Short problem:
Gather each line in the entries that includes the string "status".

Data rows:
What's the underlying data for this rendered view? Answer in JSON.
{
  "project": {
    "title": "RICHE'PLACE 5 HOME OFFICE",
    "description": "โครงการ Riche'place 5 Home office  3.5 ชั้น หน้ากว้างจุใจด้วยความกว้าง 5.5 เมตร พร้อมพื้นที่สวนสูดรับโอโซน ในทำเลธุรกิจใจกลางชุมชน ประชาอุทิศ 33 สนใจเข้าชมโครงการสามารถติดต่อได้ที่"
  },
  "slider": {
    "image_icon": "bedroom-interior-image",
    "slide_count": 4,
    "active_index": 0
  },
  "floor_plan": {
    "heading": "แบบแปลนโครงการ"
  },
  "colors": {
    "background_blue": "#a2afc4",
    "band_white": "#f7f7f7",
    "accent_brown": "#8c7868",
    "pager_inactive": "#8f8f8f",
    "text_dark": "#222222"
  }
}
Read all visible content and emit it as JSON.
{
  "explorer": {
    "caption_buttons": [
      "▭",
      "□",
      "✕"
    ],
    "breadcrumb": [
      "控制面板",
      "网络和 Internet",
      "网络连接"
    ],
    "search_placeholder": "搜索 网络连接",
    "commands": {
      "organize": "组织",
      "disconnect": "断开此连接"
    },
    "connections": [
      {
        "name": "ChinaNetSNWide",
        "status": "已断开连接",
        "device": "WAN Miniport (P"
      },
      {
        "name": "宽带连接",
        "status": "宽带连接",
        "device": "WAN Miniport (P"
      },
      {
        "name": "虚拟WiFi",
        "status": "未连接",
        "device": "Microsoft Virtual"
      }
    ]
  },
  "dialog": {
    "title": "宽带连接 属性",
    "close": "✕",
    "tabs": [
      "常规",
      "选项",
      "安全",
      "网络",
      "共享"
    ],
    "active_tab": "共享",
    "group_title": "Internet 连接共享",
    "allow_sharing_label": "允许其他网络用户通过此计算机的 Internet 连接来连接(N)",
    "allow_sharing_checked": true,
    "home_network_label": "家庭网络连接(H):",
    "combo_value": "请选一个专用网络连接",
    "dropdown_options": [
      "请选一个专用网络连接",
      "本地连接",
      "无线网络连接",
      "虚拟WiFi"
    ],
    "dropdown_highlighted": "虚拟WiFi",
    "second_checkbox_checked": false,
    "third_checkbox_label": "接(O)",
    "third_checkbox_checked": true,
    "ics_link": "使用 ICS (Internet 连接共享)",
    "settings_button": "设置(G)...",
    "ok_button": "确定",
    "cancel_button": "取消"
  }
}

Response:
        "status": "已断开连接",
        "status": "宽带连接",
        "status": "未连接",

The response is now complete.